Text to read:
_____

With the failure of its active radar less than a year into the mission, NASA’s Soil Moisture Active Passive observatory is crippled but functional. Thankfully, the passive radiometer is still working perfectly, salvaging the satellite.


Launch of the SMAP observatory on January 31, 2015 from Vandenberg Airforce Base in California. Image credit: NASA/Bill Ingalls

The Soil Moisture Active Passive (SMAP) observatory launched on January 31, 2015. It hit the right orbit and deployed properly, downlinking first calibrated data in April. That data is still being processed by NASA, but we should be seeing initial maps of global soil moisture levels this month and a full data release by November. But this summer, something went terribly wrong.


Water volume in the top 5 centimeters (2 inches) of soil from April 15 to April 22, 2015. Wetter areas are blue, drier areas are yellow, and frozen areas are white. Image credit: NASA/SMAP/Mika McKinnon

Like any good horror movie, the first indicator was mild. An anomaly cropped up at 2:16pm on July 7th, with SMAP halting radar transmissions. Everything else continued normally, and the spacecraft kept collecting data with its passive radiometer.

The mission team tried troubleshooting the problem. And poked at it, and prodded, and finally figured out that an anomaly in the low-voltage power supply was causing problems for the radar’s high-power amplifier. Without the amplifier to boost power levels of the radar pulse to over 500 watts, the scattered energy would be far too spread out to be measured by the satellite. Yet even after identifying the source of the problem, the radar instrument stayed in safe mode. After a summer of troubleshooting, the team tried to power up the radar unit August 24th. They failed.

_____

Written exercise 1: Reproduce, word for word, the part of the SMAP article starting with "The Soil Moisture" and going on through "went terribly wrong.".
Written exercise 2: According to the SMAP article, when did the anomaly that halted the satellite's radar transmissions occur?
The material after this comes from a separate source.

Supplied data:
_____

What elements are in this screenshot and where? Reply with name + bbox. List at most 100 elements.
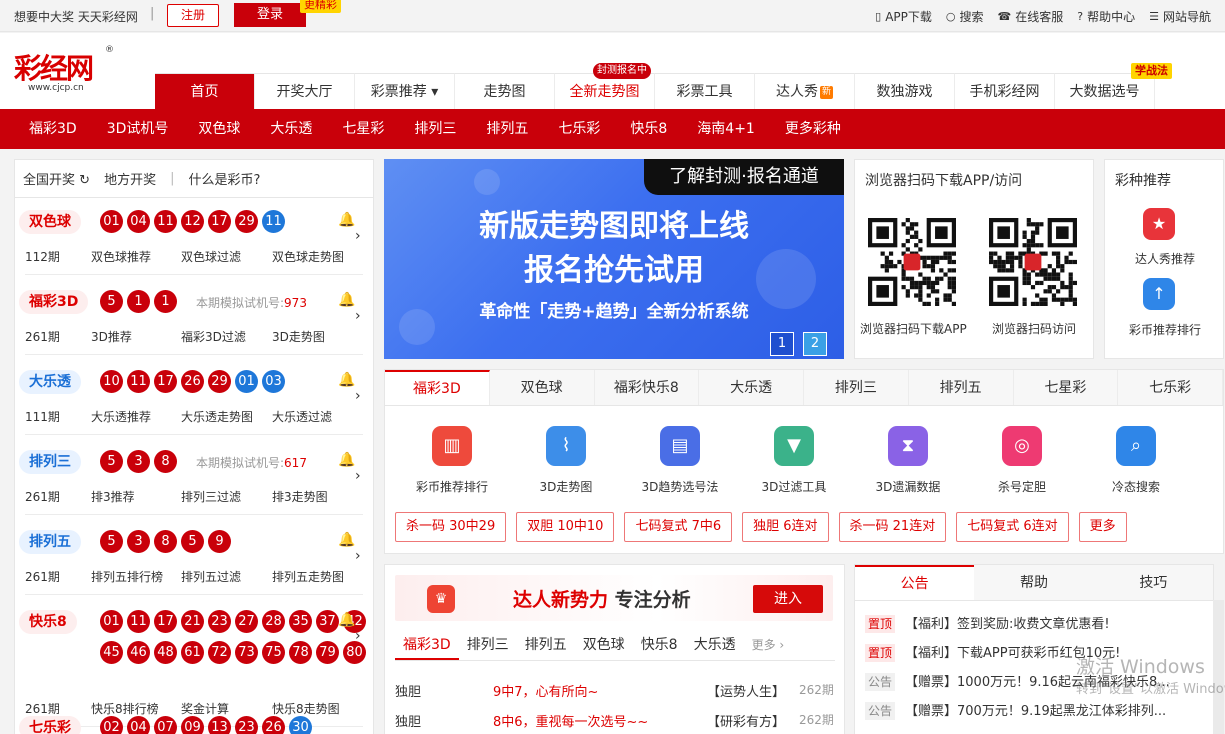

_____

Output 1:
The Soil Moisture Active Passive (SMAP) observatory launched on January 31, 2015. It hit the right orbit and deployed properly, downlinking first calibrated data in April. That data is still being processed by NASA, but we should be seeing initial maps of global soil moisture levels this month and a full data release by November. But this summer, something went terribly wrong.

Output 2: At 2:16pm on July 7th.